Find the lines of data that contain the string "формируется", then list them.

**** ITEMS ****

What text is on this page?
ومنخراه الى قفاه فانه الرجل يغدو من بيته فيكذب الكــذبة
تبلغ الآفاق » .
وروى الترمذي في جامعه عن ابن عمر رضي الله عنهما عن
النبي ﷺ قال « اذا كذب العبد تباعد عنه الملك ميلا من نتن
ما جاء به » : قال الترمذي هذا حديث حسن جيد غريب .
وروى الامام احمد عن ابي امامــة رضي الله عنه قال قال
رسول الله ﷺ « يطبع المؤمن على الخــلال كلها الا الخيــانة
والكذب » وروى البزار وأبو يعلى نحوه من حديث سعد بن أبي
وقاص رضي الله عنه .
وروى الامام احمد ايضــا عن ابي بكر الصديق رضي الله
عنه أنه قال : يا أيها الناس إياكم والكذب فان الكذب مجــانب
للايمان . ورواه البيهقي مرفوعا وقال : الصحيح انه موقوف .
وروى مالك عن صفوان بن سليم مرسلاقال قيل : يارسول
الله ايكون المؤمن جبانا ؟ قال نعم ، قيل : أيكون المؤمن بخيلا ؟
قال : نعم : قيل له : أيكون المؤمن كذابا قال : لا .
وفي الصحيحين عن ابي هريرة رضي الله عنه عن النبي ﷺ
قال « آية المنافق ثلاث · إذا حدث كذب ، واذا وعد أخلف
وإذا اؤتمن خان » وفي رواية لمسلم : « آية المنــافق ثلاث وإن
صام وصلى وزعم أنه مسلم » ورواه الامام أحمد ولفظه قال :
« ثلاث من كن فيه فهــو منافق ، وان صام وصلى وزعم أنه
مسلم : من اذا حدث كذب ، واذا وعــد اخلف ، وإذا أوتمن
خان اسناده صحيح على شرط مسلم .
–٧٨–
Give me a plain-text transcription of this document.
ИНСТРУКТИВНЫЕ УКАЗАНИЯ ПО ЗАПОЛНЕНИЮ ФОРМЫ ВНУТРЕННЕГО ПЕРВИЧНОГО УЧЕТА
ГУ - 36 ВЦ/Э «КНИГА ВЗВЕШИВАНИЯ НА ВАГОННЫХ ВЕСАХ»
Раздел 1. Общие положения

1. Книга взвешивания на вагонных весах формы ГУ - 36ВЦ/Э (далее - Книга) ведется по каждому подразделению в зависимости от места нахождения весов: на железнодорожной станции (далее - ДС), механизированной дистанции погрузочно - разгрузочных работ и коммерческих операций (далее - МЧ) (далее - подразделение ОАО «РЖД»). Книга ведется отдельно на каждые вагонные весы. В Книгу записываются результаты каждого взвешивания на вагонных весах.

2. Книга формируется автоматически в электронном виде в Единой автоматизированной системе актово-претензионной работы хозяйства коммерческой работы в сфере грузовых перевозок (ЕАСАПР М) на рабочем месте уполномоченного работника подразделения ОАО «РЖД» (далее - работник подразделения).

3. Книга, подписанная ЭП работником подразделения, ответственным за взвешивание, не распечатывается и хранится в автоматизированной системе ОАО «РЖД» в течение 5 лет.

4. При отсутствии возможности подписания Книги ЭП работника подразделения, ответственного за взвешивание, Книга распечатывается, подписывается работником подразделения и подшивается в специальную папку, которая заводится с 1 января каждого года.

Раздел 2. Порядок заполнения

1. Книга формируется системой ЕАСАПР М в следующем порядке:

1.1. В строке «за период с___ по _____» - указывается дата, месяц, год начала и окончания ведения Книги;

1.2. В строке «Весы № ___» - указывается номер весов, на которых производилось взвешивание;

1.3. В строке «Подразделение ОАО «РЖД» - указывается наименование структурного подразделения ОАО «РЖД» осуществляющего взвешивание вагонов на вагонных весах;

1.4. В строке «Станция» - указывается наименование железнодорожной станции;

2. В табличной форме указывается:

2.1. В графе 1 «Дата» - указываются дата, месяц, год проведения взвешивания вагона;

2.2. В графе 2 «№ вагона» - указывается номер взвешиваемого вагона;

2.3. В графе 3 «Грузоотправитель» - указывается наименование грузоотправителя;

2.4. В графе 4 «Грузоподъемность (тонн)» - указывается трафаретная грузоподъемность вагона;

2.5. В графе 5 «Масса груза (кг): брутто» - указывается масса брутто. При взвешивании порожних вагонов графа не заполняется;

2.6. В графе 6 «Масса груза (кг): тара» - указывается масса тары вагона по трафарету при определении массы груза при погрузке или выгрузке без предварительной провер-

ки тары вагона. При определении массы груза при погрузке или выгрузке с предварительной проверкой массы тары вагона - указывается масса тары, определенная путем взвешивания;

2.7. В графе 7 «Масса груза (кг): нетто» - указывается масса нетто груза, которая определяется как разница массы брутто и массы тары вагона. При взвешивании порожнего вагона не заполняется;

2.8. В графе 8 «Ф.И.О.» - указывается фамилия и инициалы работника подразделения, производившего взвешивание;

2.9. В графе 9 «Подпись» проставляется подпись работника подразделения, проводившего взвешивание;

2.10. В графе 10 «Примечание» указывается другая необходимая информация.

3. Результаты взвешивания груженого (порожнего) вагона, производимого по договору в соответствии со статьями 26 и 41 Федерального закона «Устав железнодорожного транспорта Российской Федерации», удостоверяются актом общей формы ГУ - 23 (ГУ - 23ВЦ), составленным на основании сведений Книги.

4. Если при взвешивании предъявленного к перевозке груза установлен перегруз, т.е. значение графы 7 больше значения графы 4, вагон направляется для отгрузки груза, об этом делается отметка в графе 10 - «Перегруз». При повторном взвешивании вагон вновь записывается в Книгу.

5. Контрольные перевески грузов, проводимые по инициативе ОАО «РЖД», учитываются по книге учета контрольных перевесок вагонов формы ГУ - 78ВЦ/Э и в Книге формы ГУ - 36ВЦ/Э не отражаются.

****

▶ THE OUTPUT:
2. Книга формируется автоматически в электронном виде в Единой автоматизированной системе актово-претензионной работы хозяйства коммерческой работы в сфере грузовых перевозок (ЕАСАПР М) на рабочем месте уполномоченного работника подразделения ОАО «РЖД» (далее - работник подразделения).
1. Книга формируется системой ЕАСАПР М в следующем порядке:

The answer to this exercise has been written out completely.